Quote all entries in full, exactly.

(Stored data)
━━━━━━━━━━━━━━━━

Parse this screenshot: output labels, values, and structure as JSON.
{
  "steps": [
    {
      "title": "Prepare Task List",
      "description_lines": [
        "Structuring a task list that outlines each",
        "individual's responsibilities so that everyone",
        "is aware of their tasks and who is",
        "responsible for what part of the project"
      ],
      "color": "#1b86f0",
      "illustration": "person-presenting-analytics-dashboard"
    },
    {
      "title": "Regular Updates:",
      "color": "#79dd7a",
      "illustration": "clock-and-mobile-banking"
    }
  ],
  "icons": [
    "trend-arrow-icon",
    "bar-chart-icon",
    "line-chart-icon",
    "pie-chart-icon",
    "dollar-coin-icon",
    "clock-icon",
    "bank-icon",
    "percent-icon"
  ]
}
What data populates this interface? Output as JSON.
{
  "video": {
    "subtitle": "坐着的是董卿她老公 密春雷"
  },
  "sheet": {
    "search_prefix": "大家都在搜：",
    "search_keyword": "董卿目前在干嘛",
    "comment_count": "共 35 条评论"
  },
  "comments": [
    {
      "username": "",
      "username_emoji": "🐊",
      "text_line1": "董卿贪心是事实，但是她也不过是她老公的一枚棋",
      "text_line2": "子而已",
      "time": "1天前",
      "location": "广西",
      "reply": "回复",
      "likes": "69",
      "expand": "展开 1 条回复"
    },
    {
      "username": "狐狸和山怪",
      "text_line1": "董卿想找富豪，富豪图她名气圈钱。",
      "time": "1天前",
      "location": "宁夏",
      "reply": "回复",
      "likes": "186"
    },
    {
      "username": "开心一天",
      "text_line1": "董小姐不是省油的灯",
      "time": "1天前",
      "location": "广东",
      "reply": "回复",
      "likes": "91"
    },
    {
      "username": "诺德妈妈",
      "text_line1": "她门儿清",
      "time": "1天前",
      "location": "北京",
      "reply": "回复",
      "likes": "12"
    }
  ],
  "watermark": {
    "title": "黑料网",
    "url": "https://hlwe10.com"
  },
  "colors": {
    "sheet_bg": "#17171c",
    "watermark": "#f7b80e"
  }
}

━━━━━━━━━━━━━━━━

### Task answer
Parse this screenshot: output labels, values, and structure as JSON.
{
  "steps": [
    {
      "title": "Prepare Task List",
      "description_lines": [
        "Structuring a task list that outlines each",
        "individual's responsibilities so that everyone",
        "is aware of their tasks and who is",
        "responsible for what part of the project"
      ],
      "color": "#1b86f0",
      "illustration": "person-presenting-analytics-dashboard"
    },
    {
      "title": "Regular Updates:",
      "color": "#79dd7a",
      "illustration": "clock-and-mobile-banking"
    }
  ],
  "icons": [
    "trend-arrow-icon",
    "bar-chart-icon",
    "line-chart-icon",
    "pie-chart-icon",
    "dollar-coin-icon",
    "clock-icon",
    "bank-icon",
    "percent-icon"
  ]
}
What data populates this interface? Output as JSON.
{
  "video": {
    "subtitle": "坐着的是董卿她老公 密春雷"
  },
  "sheet": {
    "search_prefix": "大家都在搜：",
    "search_keyword": "董卿目前在干嘛",
    "comment_count": "共 35 条评论"
  },
  "comments": [
    {
      "username": "",
      "username_emoji": "🐊",
      "text_line1": "董卿贪心是事实，但是她也不过是她老公的一枚棋",
      "text_line2": "子而已",
      "time": "1天前",
      "location": "广西",
      "reply": "回复",
      "likes": "69",
      "expand": "展开 1 条回复"
    },
    {
      "username": "狐狸和山怪",
      "text_line1": "董卿想找富豪，富豪图她名气圈钱。",
      "time": "1天前",
      "location": "宁夏",
      "reply": "回复",
      "likes": "186"
    },
    {
      "username": "开心一天",
      "text_line1": "董小姐不是省油的灯",
      "time": "1天前",
      "location": "广东",
      "reply": "回复",
      "likes": "91"
    },
    {
      "username": "诺德妈妈",
      "text_line1": "她门儿清",
      "time": "1天前",
      "location": "北京",
      "reply": "回复",
      "likes": "12"
    }
  ],
  "watermark": {
    "title": "黑料网",
    "url": "https://hlwe10.com"
  },
  "colors": {
    "sheet_bg": "#17171c",
    "watermark": "#f7b80e"
  }
}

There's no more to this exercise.